Each record below should be repeated precisely as written.
--- start Extracted data ---
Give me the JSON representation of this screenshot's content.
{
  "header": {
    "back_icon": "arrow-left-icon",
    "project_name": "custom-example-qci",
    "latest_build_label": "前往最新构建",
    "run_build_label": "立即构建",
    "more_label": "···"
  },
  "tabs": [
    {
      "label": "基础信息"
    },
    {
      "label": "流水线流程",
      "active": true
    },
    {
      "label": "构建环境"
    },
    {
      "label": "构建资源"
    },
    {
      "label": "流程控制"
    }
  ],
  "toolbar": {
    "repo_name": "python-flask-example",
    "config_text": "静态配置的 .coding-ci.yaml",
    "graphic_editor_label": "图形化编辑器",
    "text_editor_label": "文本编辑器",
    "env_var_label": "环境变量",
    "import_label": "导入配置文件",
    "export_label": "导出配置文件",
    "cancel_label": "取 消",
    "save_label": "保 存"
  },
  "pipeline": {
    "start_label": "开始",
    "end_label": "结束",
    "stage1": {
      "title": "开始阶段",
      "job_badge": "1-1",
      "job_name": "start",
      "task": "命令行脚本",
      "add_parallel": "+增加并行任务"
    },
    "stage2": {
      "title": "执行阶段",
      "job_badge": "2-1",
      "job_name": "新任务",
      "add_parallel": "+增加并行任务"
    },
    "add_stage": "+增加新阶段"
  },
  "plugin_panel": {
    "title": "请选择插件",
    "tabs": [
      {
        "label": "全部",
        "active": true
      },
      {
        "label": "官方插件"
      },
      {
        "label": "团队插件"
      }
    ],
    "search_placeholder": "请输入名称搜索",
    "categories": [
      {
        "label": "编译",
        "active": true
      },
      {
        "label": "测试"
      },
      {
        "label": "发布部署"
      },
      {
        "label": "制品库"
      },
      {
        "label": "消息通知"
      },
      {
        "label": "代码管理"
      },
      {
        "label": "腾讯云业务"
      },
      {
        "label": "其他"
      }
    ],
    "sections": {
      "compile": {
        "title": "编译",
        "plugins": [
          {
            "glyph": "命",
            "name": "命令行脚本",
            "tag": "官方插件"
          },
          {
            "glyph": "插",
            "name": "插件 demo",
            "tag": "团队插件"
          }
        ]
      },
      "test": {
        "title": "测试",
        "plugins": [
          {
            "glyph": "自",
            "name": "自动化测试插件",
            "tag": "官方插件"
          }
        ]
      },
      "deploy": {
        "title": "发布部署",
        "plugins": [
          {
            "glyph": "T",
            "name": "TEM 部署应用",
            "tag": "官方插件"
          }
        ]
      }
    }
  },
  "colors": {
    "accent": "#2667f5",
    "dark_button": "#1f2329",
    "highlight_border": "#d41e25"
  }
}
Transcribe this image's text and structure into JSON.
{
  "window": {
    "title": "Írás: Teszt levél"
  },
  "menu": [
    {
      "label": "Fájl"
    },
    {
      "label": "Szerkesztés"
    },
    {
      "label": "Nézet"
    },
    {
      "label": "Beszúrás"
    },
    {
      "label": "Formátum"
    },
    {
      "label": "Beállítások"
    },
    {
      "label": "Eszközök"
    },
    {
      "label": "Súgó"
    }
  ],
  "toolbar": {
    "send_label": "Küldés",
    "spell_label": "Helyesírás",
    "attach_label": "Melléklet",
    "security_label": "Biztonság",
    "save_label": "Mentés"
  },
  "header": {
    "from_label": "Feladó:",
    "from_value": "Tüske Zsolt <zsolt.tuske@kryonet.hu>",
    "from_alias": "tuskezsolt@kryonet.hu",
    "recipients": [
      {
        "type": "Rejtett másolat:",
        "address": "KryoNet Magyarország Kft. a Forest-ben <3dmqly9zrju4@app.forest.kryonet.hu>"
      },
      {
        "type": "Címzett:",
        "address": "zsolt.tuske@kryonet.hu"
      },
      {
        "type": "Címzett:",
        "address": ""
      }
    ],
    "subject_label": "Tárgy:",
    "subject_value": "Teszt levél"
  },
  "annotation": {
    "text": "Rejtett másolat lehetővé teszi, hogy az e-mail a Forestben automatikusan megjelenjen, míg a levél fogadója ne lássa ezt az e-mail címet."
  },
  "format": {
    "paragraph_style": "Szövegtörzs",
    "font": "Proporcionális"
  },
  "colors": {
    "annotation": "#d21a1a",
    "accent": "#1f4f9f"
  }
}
--- end Extracted data ---
■ Exercise result ■
Give me the JSON representation of this screenshot's content.
{
  "header": {
    "back_icon": "arrow-left-icon",
    "project_name": "custom-example-qci",
    "latest_build_label": "前往最新构建",
    "run_build_label": "立即构建",
    "more_label": "···"
  },
  "tabs": [
    {
      "label": "基础信息"
    },
    {
      "label": "流水线流程",
      "active": true
    },
    {
      "label": "构建环境"
    },
    {
      "label": "构建资源"
    },
    {
      "label": "流程控制"
    }
  ],
  "toolbar": {
    "repo_name": "python-flask-example",
    "config_text": "静态配置的 .coding-ci.yaml",
    "graphic_editor_label": "图形化编辑器",
    "text_editor_label": "文本编辑器",
    "env_var_label": "环境变量",
    "import_label": "导入配置文件",
    "export_label": "导出配置文件",
    "cancel_label": "取 消",
    "save_label": "保 存"
  },
  "pipeline": {
    "start_label": "开始",
    "end_label": "结束",
    "stage1": {
      "title": "开始阶段",
      "job_badge": "1-1",
      "job_name": "start",
      "task": "命令行脚本",
      "add_parallel": "+增加并行任务"
    },
    "stage2": {
      "title": "执行阶段",
      "job_badge": "2-1",
      "job_name": "新任务",
      "add_parallel": "+增加并行任务"
    },
    "add_stage": "+增加新阶段"
  },
  "plugin_panel": {
    "title": "请选择插件",
    "tabs": [
      {
        "label": "全部",
        "active": true
      },
      {
        "label": "官方插件"
      },
      {
        "label": "团队插件"
      }
    ],
    "search_placeholder": "请输入名称搜索",
    "categories": [
      {
        "label": "编译",
        "active": true
      },
      {
        "label": "测试"
      },
      {
        "label": "发布部署"
      },
      {
        "label": "制品库"
      },
      {
        "label": "消息通知"
      },
      {
        "label": "代码管理"
      },
      {
        "label": "腾讯云业务"
      },
      {
        "label": "其他"
      }
    ],
    "sections": {
      "compile": {
        "title": "编译",
        "plugins": [
          {
            "glyph": "命",
            "name": "命令行脚本",
            "tag": "官方插件"
          },
          {
            "glyph": "插",
            "name": "插件 demo",
            "tag": "团队插件"
          }
        ]
      },
      "test": {
        "title": "测试",
        "plugins": [
          {
            "glyph": "自",
            "name": "自动化测试插件",
            "tag": "官方插件"
          }
        ]
      },
      "deploy": {
        "title": "发布部署",
        "plugins": [
          {
            "glyph": "T",
            "name": "TEM 部署应用",
            "tag": "官方插件"
          }
        ]
      }
    }
  },
  "colors": {
    "accent": "#2667f5",
    "dark_button": "#1f2329",
    "highlight_border": "#d41e25"
  }
}
Transcribe this image's text and structure into JSON.
{
  "window": {
    "title": "Írás: Teszt levél"
  },
  "menu": [
    {
      "label": "Fájl"
    },
    {
      "label": "Szerkesztés"
    },
    {
      "label": "Nézet"
    },
    {
      "label": "Beszúrás"
    },
    {
      "label": "Formátum"
    },
    {
      "label": "Beállítások"
    },
    {
      "label": "Eszközök"
    },
    {
      "label": "Súgó"
    }
  ],
  "toolbar": {
    "send_label": "Küldés",
    "spell_label": "Helyesírás",
    "attach_label": "Melléklet",
    "security_label": "Biztonság",
    "save_label": "Mentés"
  },
  "header": {
    "from_label": "Feladó:",
    "from_value": "Tüske Zsolt <zsolt.tuske@kryonet.hu>",
    "from_alias": "tuskezsolt@kryonet.hu",
    "recipients": [
      {
        "type": "Rejtett másolat:",
        "address": "KryoNet Magyarország Kft. a Forest-ben <3dmqly9zrju4@app.forest.kryonet.hu>"
      },
      {
        "type": "Címzett:",
        "address": "zsolt.tuske@kryonet.hu"
      },
      {
        "type": "Címzett:",
        "address": ""
      }
    ],
    "subject_label": "Tárgy:",
    "subject_value": "Teszt levél"
  },
  "annotation": {
    "text": "Rejtett másolat lehetővé teszi, hogy az e-mail a Forestben automatikusan megjelenjen, míg a levél fogadója ne lássa ezt az e-mail címet."
  },
  "format": {
    "paragraph_style": "Szövegtörzs",
    "font": "Proporcionális"
  },
  "colors": {
    "annotation": "#d21a1a",
    "accent": "#1f4f9f"
  }
}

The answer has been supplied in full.